> Trecho selecionado

..........

PEÑA FLAMENCA

A palavra “peña” significa agrupamento, reunião, grupo. Aplicada ao flamenco, aparece pela primeira vez em Granada.(Fonte: “Fundación de la Peña de la Platería”, que afirma ser a primeira a surgir, em 1949).

“Tudo começou como começam as grandes obras que perduram no tempo: quase sem querer”.

Jerónimo Roldán Pardo

Assim inicia a palestra sobre a história das peñas flamencas de Andalucía, Jerónimo Roldán Pardo, em 2012, realizada na XII Semana Cultural “Memorial Pepita Caballero”, organizada pela Asociación Cultural Flamenca, e disponível no youtube.

Originalmente, a peña flamenca surgiu como uma reunião de aficionados, interessados e admiradores da arte flamenca, que se encontravam informalmente para falar sobre os artistas desta arte, as músicas e performances dos mesmos, assim como para fazer flamenco e sobretudo praticar o cante, mote principal destas reuniões.

..........

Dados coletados
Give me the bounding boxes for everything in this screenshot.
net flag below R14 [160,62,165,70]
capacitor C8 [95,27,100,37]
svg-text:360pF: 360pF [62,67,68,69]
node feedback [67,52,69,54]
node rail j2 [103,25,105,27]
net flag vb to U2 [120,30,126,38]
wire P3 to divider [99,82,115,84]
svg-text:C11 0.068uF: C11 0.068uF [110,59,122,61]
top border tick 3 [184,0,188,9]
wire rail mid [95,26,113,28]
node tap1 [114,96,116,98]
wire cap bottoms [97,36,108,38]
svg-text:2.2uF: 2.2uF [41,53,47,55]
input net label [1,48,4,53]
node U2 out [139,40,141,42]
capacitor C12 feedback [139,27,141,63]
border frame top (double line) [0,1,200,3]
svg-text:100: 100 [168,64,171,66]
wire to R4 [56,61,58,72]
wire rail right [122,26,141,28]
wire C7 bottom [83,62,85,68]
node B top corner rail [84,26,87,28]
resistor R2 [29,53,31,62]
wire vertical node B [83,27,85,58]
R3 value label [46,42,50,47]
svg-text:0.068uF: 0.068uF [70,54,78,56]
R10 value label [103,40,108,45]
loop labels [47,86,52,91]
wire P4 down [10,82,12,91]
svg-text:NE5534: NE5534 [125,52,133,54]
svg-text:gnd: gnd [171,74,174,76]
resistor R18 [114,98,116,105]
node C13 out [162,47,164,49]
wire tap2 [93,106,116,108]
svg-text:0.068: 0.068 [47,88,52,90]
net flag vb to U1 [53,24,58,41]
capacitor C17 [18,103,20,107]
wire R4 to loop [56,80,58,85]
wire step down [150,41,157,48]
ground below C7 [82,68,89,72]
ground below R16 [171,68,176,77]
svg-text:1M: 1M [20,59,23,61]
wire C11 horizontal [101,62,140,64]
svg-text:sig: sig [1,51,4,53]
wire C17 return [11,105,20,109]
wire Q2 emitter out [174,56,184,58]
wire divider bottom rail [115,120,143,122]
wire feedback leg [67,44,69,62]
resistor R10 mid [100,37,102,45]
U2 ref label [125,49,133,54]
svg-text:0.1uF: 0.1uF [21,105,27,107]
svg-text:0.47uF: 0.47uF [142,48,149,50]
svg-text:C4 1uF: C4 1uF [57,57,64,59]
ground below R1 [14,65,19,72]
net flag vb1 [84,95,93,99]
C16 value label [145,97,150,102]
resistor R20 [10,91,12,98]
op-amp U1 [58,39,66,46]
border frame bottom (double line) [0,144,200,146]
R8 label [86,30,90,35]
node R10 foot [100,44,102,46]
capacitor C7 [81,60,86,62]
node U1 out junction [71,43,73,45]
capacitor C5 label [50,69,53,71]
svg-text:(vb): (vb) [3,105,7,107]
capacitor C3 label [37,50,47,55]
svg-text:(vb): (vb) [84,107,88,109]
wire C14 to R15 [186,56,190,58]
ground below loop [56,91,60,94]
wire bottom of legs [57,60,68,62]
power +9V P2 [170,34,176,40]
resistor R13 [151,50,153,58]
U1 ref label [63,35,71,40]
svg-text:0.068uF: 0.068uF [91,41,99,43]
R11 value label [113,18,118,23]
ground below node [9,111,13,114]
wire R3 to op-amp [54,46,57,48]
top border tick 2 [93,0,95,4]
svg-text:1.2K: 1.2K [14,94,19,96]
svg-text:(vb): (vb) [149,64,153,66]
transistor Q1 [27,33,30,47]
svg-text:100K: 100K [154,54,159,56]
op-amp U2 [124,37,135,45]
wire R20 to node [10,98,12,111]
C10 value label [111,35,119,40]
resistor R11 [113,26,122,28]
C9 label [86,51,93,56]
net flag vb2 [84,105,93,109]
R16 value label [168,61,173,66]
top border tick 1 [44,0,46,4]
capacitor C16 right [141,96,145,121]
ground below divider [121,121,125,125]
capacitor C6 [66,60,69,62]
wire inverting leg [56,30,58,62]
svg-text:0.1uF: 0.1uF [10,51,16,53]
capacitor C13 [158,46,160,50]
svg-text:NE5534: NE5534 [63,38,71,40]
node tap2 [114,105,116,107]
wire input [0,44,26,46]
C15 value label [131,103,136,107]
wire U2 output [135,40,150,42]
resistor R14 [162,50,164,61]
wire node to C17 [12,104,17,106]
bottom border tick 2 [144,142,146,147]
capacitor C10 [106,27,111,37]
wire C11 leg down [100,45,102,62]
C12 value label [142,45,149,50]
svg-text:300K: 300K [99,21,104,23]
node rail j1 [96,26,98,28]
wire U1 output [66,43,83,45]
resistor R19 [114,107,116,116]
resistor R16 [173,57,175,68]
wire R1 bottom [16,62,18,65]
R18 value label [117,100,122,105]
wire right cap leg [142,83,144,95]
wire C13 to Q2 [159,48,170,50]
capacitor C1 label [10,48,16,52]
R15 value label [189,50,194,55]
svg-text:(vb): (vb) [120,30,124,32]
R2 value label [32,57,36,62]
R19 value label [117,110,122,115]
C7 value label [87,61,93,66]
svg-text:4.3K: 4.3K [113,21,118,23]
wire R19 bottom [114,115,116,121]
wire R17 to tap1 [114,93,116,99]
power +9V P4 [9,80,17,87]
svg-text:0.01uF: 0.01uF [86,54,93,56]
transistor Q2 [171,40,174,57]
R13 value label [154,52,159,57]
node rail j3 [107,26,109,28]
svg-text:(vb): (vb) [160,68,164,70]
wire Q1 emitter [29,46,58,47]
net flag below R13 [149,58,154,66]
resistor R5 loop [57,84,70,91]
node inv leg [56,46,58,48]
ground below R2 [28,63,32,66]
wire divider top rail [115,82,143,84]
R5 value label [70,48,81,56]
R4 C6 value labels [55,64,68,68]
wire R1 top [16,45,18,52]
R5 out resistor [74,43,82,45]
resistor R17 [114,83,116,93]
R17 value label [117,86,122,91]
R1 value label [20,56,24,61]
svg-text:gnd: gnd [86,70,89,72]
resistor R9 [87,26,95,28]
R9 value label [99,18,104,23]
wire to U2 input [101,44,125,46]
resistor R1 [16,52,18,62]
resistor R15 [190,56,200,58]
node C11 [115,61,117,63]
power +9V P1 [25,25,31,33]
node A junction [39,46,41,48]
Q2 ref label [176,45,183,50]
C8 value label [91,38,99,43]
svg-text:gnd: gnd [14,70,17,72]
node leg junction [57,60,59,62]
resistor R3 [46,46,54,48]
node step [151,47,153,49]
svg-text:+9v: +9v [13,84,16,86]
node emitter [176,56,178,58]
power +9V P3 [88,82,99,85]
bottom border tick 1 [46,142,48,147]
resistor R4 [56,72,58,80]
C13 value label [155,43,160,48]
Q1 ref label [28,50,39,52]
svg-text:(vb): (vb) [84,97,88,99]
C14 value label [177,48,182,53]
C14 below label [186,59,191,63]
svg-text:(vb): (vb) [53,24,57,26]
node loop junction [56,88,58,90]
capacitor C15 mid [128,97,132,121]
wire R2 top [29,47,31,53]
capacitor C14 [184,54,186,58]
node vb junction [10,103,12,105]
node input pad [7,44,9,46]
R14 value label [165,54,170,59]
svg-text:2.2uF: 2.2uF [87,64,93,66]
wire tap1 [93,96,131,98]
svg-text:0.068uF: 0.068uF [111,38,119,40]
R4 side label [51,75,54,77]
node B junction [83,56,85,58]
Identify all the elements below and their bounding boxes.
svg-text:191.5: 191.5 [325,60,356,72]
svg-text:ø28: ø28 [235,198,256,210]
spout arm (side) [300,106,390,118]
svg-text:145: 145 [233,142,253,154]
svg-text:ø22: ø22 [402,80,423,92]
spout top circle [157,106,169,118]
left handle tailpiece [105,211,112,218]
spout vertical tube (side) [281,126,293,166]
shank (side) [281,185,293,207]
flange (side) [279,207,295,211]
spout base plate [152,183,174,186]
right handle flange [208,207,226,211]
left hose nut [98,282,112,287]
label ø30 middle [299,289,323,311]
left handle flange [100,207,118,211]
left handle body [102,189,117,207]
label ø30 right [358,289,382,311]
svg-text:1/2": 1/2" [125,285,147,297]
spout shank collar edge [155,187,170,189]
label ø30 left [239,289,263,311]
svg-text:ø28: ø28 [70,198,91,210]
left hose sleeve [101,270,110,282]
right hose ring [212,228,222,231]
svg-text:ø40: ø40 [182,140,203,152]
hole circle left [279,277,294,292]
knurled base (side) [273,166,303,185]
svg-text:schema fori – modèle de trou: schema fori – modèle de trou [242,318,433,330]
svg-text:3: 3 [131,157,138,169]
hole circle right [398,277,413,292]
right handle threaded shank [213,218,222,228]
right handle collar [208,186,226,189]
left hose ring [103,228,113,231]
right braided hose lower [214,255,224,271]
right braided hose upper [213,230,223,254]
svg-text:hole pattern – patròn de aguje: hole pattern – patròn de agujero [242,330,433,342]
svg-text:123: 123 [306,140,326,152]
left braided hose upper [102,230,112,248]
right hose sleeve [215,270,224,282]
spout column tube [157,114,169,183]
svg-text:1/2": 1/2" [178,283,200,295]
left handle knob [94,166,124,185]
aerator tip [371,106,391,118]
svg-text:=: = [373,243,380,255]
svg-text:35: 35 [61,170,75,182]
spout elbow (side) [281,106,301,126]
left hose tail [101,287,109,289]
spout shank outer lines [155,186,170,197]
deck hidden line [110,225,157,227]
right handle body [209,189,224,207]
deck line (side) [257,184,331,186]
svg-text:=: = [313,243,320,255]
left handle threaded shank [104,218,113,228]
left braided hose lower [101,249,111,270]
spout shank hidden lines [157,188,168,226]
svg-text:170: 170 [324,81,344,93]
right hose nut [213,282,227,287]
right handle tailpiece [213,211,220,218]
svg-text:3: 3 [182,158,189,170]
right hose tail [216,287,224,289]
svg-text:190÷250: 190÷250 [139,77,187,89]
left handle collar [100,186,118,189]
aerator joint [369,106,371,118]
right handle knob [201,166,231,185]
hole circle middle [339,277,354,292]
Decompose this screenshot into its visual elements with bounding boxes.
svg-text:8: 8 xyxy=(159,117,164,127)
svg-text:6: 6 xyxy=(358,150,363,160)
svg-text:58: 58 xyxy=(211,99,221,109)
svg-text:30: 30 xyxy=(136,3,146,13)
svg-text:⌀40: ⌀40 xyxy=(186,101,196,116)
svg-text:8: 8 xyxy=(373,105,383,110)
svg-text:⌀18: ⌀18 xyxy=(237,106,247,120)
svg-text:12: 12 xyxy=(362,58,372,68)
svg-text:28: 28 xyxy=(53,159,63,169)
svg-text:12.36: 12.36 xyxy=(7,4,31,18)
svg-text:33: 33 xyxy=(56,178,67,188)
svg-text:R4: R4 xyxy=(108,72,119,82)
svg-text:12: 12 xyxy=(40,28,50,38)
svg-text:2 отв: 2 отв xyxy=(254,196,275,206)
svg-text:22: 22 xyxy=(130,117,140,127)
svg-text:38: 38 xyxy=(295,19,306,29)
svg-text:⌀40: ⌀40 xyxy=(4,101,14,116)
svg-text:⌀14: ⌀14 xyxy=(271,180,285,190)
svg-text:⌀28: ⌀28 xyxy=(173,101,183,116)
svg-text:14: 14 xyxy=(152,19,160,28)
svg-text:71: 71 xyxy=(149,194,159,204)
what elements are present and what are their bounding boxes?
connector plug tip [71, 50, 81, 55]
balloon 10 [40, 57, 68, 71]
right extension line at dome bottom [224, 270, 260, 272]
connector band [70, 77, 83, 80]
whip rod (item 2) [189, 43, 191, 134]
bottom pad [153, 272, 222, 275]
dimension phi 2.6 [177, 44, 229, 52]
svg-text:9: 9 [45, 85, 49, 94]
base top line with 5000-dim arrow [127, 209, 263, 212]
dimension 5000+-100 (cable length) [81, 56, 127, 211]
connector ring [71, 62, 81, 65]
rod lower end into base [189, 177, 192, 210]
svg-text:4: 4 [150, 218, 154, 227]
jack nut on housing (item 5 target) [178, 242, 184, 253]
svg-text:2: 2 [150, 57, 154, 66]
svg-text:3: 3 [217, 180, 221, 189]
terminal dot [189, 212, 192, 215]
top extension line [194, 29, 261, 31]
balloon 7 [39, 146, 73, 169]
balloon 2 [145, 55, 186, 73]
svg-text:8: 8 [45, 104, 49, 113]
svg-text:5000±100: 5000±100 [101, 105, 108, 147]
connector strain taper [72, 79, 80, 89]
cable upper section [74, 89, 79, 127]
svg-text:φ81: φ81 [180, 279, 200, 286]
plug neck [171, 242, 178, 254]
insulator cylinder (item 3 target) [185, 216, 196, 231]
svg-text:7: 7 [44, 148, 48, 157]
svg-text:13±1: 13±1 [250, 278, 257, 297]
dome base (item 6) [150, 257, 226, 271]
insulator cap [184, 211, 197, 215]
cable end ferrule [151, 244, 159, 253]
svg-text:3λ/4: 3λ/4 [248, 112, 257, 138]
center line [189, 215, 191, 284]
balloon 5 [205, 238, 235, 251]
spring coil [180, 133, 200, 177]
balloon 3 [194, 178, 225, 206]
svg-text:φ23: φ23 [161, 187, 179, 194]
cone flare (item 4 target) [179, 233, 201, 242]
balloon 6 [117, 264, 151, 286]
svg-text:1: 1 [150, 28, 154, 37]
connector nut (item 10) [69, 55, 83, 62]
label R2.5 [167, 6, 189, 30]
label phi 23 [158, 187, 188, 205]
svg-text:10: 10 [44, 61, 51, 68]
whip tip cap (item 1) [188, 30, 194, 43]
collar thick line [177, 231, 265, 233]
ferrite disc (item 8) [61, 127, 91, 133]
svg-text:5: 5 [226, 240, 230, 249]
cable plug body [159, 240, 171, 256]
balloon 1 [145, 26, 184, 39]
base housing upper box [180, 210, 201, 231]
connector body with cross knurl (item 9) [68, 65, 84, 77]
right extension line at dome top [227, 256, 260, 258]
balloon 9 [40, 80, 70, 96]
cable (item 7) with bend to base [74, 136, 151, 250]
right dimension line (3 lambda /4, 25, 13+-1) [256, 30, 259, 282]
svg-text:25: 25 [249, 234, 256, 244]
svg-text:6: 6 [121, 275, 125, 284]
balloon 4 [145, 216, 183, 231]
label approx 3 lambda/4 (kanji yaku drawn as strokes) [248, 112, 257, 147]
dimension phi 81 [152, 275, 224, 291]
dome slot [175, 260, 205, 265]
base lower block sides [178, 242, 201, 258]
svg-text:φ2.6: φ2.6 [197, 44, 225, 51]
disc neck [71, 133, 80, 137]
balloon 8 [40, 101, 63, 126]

..........

> O que fazer
a) Responda a estas perguntas sobre o texto das peñas flamencas:
(i) Em que cidade a palavra "peña" aparece pela primeira vez aplicada ao flamenco?
(ii) Em que ano Jerónimo Roldán Pardo deu a palestra sobre a história das peñas flamencas de Andalucía?
(iii) Qual era o mote principal das reuniões dos aficionados?
b) Reproduza as linhas das entradas desde a primeira até a linha que contém "svg-text:C11 0.068uF: C11", incluindo esta.
O texto e as entradas não têm nenhuma relação entre si.

> Soluções
a)
(i) Em Granada.
(ii) Em 2012.
(iii) Praticar o cante.

b)
Give me the bounding boxes for everything in this screenshot.
net flag below R14 [160,62,165,70]
capacitor C8 [95,27,100,37]
svg-text:360pF: 360pF [62,67,68,69]
node feedback [67,52,69,54]
node rail j2 [103,25,105,27]
net flag vb to U2 [120,30,126,38]
wire P3 to divider [99,82,115,84]
svg-text:C11 0.068uF: C11 0.068uF [110,59,122,61]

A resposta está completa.